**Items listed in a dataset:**

══════════

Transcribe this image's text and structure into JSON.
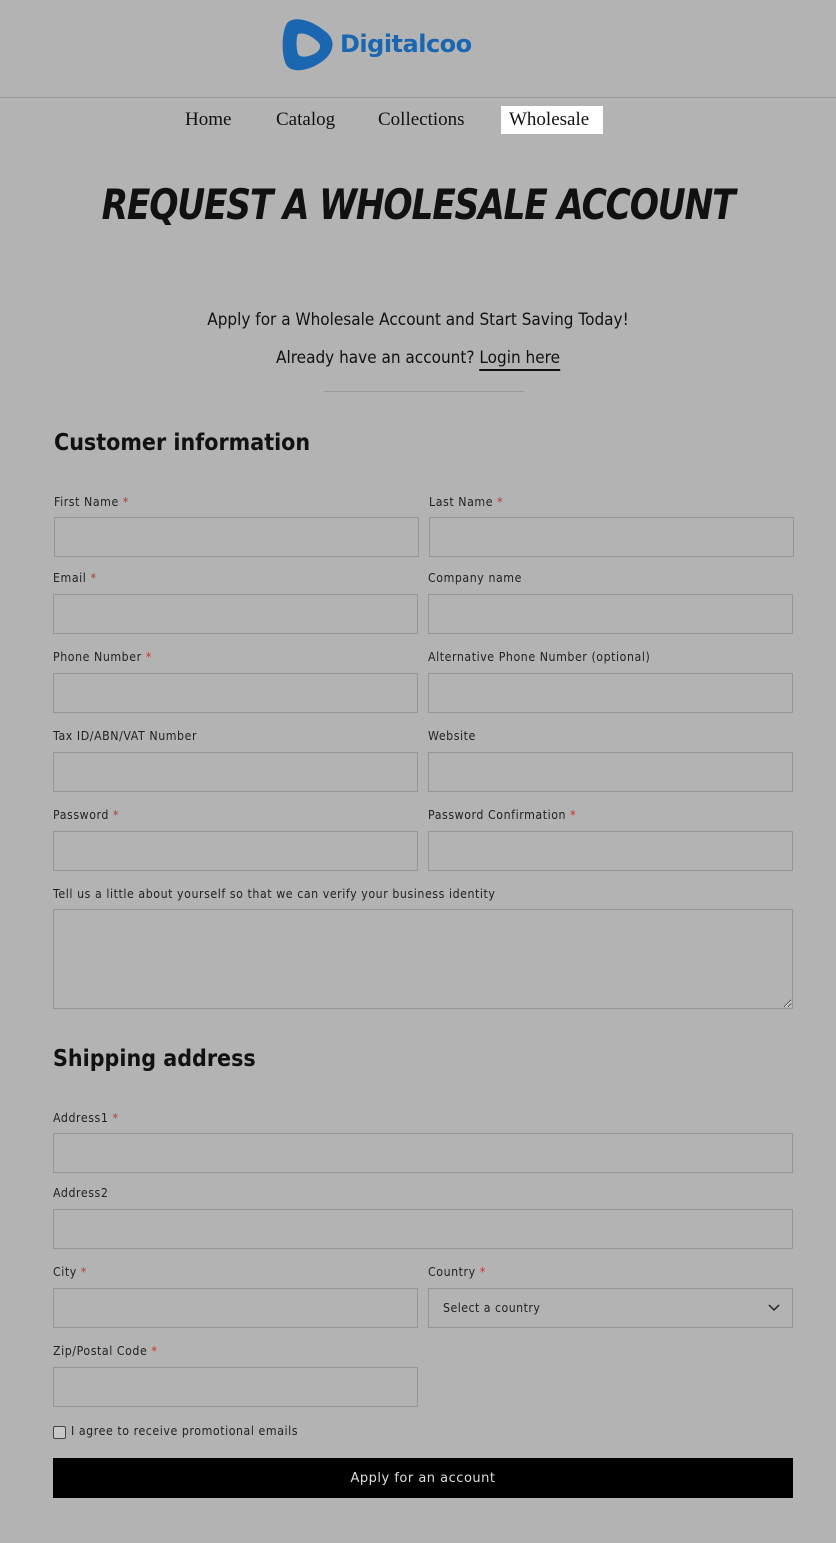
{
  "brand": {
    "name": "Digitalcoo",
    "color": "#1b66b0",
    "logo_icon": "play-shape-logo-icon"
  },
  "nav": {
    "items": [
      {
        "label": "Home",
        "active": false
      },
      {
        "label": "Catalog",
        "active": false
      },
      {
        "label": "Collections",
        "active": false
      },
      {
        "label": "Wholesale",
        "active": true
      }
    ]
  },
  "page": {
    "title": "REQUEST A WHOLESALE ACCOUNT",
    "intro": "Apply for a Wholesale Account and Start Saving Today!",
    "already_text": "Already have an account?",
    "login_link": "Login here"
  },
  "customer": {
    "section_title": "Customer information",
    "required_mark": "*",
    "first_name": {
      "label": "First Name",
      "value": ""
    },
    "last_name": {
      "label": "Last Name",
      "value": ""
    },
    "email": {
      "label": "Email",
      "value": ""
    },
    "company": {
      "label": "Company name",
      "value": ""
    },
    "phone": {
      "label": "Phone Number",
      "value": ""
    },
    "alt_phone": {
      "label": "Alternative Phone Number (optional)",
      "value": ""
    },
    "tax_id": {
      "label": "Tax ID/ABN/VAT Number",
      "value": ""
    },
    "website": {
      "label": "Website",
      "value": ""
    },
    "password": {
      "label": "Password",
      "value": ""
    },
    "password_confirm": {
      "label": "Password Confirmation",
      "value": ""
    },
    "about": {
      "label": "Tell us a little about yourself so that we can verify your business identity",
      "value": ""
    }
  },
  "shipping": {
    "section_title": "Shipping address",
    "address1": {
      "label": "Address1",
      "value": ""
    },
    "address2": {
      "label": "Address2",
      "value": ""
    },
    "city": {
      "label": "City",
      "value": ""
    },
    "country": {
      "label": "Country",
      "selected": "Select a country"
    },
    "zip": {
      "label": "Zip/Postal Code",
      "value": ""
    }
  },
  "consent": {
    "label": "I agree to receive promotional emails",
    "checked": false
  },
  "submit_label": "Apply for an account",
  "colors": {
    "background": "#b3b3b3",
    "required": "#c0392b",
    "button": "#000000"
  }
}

══════════

**EXERCISE PROMPT:**
Do not include the images; transcribe the rest of the listing exactly.

**TASK ANSWER:**
Transcribe this image's text and structure into JSON.
{
  "brand": {
    "name": "Digitalcoo",
    "color": "#1b66b0",
    "logo_icon": "play-shape-logo-icon"
  },
  "nav": {
    "items": [
      {
        "label": "Home",
        "active": false
      },
      {
        "label": "Catalog",
        "active": false
      },
      {
        "label": "Collections",
        "active": false
      },
      {
        "label": "Wholesale",
        "active": true
      }
    ]
  },
  "page": {
    "title": "REQUEST A WHOLESALE ACCOUNT",
    "intro": "Apply for a Wholesale Account and Start Saving Today!",
    "already_text": "Already have an account?",
    "login_link": "Login here"
  },
  "customer": {
    "section_title": "Customer information",
    "required_mark": "*",
    "first_name": {
      "label": "First Name",
      "value": ""
    },
    "last_name": {
      "label": "Last Name",
      "value": ""
    },
    "email": {
      "label": "Email",
      "value": ""
    },
    "company": {
      "label": "Company name",
      "value": ""
    },
    "phone": {
      "label": "Phone Number",
      "value": ""
    },
    "alt_phone": {
      "label": "Alternative Phone Number (optional)",
      "value": ""
    },
    "tax_id": {
      "label": "Tax ID/ABN/VAT Number",
      "value": ""
    },
    "website": {
      "label": "Website",
      "value": ""
    },
    "password": {
      "label": "Password",
      "value": ""
    },
    "password_confirm": {
      "label": "Password Confirmation",
      "value": ""
    },
    "about": {
      "label": "Tell us a little about yourself so that we can verify your business identity",
      "value": ""
    }
  },
  "shipping": {
    "section_title": "Shipping address",
    "address1": {
      "label": "Address1",
      "value": ""
    },
    "address2": {
      "label": "Address2",
      "value": ""
    },
    "city": {
      "label": "City",
      "value": ""
    },
    "country": {
      "label": "Country",
      "selected": "Select a country"
    },
    "zip": {
      "label": "Zip/Postal Code",
      "value": ""
    }
  },
  "consent": {
    "label": "I agree to receive promotional emails",
    "checked": false
  },
  "submit_label": "Apply for an account",
  "colors": {
    "background": "#b3b3b3",
    "required": "#c0392b",
    "button": "#000000"
  }
}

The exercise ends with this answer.